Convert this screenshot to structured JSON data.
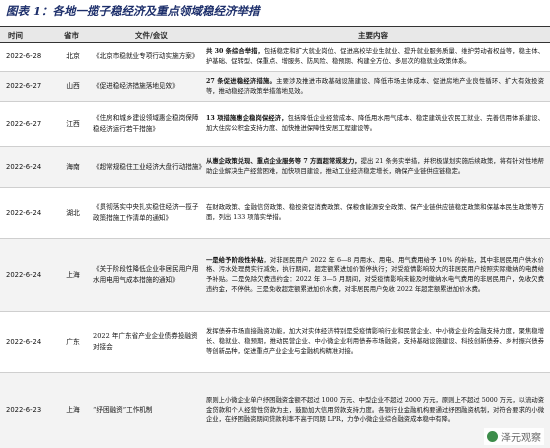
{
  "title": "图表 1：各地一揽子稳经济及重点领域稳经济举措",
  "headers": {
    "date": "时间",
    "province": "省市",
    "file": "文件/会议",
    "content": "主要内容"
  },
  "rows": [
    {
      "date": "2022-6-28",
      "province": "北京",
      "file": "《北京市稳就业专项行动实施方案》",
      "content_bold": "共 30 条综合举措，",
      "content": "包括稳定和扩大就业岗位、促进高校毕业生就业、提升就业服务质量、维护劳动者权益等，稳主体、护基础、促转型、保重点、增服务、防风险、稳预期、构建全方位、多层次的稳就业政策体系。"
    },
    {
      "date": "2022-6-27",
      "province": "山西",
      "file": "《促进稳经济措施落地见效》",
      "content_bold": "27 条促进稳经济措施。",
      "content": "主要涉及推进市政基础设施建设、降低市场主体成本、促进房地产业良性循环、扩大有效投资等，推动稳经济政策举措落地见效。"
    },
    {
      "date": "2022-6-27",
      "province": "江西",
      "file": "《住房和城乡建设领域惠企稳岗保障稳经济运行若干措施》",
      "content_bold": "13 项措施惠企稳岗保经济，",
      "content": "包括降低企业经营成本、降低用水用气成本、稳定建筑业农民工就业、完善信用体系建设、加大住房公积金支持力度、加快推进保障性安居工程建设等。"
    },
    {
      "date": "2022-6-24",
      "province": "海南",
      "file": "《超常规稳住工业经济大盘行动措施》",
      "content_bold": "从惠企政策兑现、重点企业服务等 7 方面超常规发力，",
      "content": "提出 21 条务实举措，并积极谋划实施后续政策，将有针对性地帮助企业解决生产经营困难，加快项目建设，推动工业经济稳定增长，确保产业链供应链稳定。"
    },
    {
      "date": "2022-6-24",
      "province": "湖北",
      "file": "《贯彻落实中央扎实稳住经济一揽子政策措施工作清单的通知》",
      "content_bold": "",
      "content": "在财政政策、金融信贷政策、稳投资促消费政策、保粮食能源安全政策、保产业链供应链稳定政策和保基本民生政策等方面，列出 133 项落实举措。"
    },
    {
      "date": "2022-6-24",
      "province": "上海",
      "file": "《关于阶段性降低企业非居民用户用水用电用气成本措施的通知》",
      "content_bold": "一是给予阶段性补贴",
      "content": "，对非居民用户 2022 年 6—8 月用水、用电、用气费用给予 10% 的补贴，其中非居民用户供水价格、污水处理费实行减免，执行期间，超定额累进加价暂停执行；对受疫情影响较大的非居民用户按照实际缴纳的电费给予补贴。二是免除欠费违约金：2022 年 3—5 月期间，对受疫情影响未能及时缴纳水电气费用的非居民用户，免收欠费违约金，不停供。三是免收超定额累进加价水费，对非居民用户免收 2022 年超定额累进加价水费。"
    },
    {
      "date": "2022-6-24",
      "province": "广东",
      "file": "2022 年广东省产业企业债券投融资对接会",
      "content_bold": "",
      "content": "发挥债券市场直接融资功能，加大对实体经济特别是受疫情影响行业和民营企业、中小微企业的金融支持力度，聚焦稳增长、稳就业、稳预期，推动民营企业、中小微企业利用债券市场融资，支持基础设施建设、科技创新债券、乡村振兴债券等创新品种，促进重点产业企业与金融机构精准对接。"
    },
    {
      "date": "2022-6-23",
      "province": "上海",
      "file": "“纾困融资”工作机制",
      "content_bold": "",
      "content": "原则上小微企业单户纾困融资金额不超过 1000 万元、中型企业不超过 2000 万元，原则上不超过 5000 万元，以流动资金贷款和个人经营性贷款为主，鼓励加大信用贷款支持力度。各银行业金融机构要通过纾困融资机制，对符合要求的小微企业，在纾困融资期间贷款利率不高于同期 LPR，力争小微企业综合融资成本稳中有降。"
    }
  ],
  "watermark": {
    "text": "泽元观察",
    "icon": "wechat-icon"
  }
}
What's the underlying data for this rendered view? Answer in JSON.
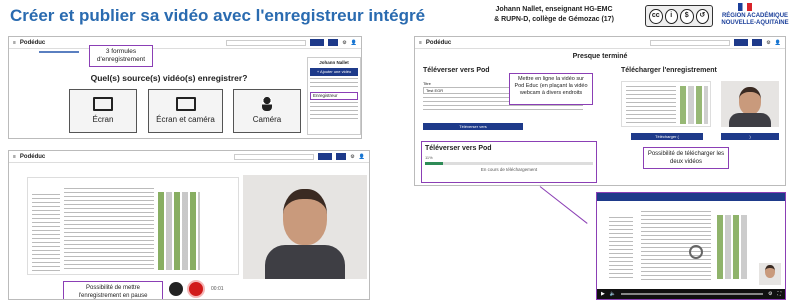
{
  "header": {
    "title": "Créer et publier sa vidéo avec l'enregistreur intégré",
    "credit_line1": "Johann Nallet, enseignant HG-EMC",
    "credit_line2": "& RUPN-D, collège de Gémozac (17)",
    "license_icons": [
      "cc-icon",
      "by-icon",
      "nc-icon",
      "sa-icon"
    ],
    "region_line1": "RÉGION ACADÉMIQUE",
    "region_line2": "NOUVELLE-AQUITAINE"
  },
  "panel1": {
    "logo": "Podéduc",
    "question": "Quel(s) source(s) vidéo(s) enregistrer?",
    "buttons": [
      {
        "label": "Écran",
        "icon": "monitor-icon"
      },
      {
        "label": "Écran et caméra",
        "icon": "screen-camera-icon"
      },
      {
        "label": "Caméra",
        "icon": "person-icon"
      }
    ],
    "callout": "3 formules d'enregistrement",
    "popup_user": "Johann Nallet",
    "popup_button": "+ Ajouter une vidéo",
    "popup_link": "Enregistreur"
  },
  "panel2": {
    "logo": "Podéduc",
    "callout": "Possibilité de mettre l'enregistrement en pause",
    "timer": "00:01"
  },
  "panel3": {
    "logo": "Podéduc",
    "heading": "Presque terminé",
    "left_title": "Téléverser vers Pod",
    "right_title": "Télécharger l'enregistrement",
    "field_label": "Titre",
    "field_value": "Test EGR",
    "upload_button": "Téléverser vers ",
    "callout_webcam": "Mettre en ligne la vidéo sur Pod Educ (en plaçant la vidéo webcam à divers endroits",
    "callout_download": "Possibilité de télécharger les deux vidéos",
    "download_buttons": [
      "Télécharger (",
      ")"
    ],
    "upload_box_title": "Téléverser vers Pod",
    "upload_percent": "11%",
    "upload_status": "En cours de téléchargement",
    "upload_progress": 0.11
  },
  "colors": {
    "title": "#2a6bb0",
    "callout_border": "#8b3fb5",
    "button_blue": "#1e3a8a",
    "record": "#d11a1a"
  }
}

-------

* [Exercise]
Write out the entries above word for word. Do not include the pictures.

* [In response]
Convert this screenshot to structured JSON data.
{
  "title": "图表 1：各地一揽子稳经济及重点领域稳经济举措",
  "headers": {
    "date": "时间",
    "province": "省市",
    "file": "文件/会议",
    "content": "主要内容"
  },
  "rows": [
    {
      "date": "2022-6-28",
      "province": "北京",
      "file": "《北京市稳就业专项行动实施方案》",
      "content_bold": "共 30 条综合举措，",
      "content": "包括稳定和扩大就业岗位、促进高校毕业生就业、提升就业服务质量、维护劳动者权益等，稳主体、护基础、促转型、保重点、增服务、防风险、稳预期、构建全方位、多层次的稳就业政策体系。"
    },
    {
      "date": "2022-6-27",
      "province": "山西",
      "file": "《促进稳经济措施落地见效》",
      "content_bold": "27 条促进稳经济措施。",
      "content": "主要涉及推进市政基础设施建设、降低市场主体成本、促进房地产业良性循环、扩大有效投资等，推动稳经济政策举措落地见效。"
    },
    {
      "date": "2022-6-27",
      "province": "江西",
      "file": "《住房和城乡建设领域惠企稳岗保障稳经济运行若干措施》",
      "content_bold": "13 项措施惠企稳岗保经济，",
      "content": "包括降低企业经营成本、降低用水用气成本、稳定建筑业农民工就业、完善信用体系建设、加大住房公积金支持力度、加快推进保障性安居工程建设等。"
    },
    {
      "date": "2022-6-24",
      "province": "海南",
      "file": "《超常规稳住工业经济大盘行动措施》",
      "content_bold": "从惠企政策兑现、重点企业服务等 7 方面超常规发力，",
      "content": "提出 21 条务实举措，并积极谋划实施后续政策，将有针对性地帮助企业解决生产经营困难，加快项目建设，推动工业经济稳定增长，确保产业链供应链稳定。"
    },
    {
      "date": "2022-6-24",
      "province": "湖北",
      "file": "《贯彻落实中央扎实稳住经济一揽子政策措施工作清单的通知》",
      "content_bold": "",
      "content": "在财政政策、金融信贷政策、稳投资促消费政策、保粮食能源安全政策、保产业链供应链稳定政策和保基本民生政策等方面，列出 133 项落实举措。"
    },
    {
      "date": "2022-6-24",
      "province": "上海",
      "file": "《关于阶段性降低企业非居民用户用水用电用气成本措施的通知》",
      "content_bold": "一是给予阶段性补贴",
      "content": "，对非居民用户 2022 年 6—8 月用水、用电、用气费用给予 10% 的补贴，其中非居民用户供水价格、污水处理费实行减免，执行期间，超定额累进加价暂停执行；对受疫情影响较大的非居民用户按照实际缴纳的电费给予补贴。二是免除欠费违约金：2022 年 3—5 月期间，对受疫情影响未能及时缴纳水电气费用的非居民用户，免收欠费违约金，不停供。三是免收超定额累进加价水费，对非居民用户免收 2022 年超定额累进加价水费。"
    },
    {
      "date": "2022-6-24",
      "province": "广东",
      "file": "2022 年广东省产业企业债券投融资对接会",
      "content_bold": "",
      "content": "发挥债券市场直接融资功能，加大对实体经济特别是受疫情影响行业和民营企业、中小微企业的金融支持力度，聚焦稳增长、稳就业、稳预期，推动民营企业、中小微企业利用债券市场融资，支持基础设施建设、科技创新债券、乡村振兴债券等创新品种，促进重点产业企业与金融机构精准对接。"
    },
    {
      "date": "2022-6-23",
      "province": "上海",
      "file": "“纾困融资”工作机制",
      "content_bold": "",
      "content": "原则上小微企业单户纾困融资金额不超过 1000 万元、中型企业不超过 2000 万元，原则上不超过 5000 万元，以流动资金贷款和个人经营性贷款为主，鼓励加大信用贷款支持力度。各银行业金融机构要通过纾困融资机制，对符合要求的小微企业，在纾困融资期间贷款利率不高于同期 LPR，力争小微企业综合融资成本稳中有降。"
    }
  ],
  "watermark": {
    "text": "泽元观察",
    "icon": "wechat-icon"
  }
}
What's the underlying data for this rendered view? Answer in JSON.
{
  "header": {
    "title": "Créer et publier sa vidéo avec l'enregistreur intégré",
    "credit_line1": "Johann Nallet, enseignant HG-EMC",
    "credit_line2": "& RUPN-D, collège de Gémozac (17)",
    "license_icons": [
      "cc-icon",
      "by-icon",
      "nc-icon",
      "sa-icon"
    ],
    "region_line1": "RÉGION ACADÉMIQUE",
    "region_line2": "NOUVELLE-AQUITAINE"
  },
  "panel1": {
    "logo": "Podéduc",
    "question": "Quel(s) source(s) vidéo(s) enregistrer?",
    "buttons": [
      {
        "label": "Écran",
        "icon": "monitor-icon"
      },
      {
        "label": "Écran et caméra",
        "icon": "screen-camera-icon"
      },
      {
        "label": "Caméra",
        "icon": "person-icon"
      }
    ],
    "callout": "3 formules d'enregistrement",
    "popup_user": "Johann Nallet",
    "popup_button": "+ Ajouter une vidéo",
    "popup_link": "Enregistreur"
  },
  "panel2": {
    "logo": "Podéduc",
    "callout": "Possibilité de mettre l'enregistrement en pause",
    "timer": "00:01"
  },
  "panel3": {
    "logo": "Podéduc",
    "heading": "Presque terminé",
    "left_title": "Téléverser vers Pod",
    "right_title": "Télécharger l'enregistrement",
    "field_label": "Titre",
    "field_value": "Test EGR",
    "upload_button": "Téléverser vers ",
    "callout_webcam": "Mettre en ligne la vidéo sur Pod Educ (en plaçant la vidéo webcam à divers endroits",
    "callout_download": "Possibilité de télécharger les deux vidéos",
    "download_buttons": [
      "Télécharger (",
      ")"
    ],
    "upload_box_title": "Téléverser vers Pod",
    "upload_percent": "11%",
    "upload_status": "En cours de téléchargement",
    "upload_progress": 0.11
  },
  "colors": {
    "title": "#2a6bb0",
    "callout_border": "#8b3fb5",
    "button_blue": "#1e3a8a",
    "record": "#d11a1a"
  }
}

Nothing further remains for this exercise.